___ Input ___
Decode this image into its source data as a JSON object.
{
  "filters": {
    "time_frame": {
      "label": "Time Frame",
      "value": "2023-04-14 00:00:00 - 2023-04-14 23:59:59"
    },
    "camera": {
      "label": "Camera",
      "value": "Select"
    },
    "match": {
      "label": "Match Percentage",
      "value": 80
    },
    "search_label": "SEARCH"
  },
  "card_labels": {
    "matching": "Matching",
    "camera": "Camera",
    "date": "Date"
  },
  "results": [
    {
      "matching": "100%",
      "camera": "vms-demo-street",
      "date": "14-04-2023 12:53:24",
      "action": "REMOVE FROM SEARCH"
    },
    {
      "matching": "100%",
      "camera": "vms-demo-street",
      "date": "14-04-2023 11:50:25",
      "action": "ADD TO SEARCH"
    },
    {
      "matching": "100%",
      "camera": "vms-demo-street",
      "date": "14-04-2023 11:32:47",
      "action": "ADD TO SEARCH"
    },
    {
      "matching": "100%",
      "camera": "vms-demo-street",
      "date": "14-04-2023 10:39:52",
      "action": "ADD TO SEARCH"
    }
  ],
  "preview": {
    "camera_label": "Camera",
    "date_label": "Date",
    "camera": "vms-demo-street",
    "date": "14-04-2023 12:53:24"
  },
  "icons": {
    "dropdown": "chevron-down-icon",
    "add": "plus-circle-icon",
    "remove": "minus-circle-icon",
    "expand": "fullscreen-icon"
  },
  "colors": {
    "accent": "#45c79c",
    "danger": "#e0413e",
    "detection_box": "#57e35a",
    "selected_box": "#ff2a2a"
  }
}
___
Of the lines above, how many include the word "value"? Reply with the number only.

Task result: 3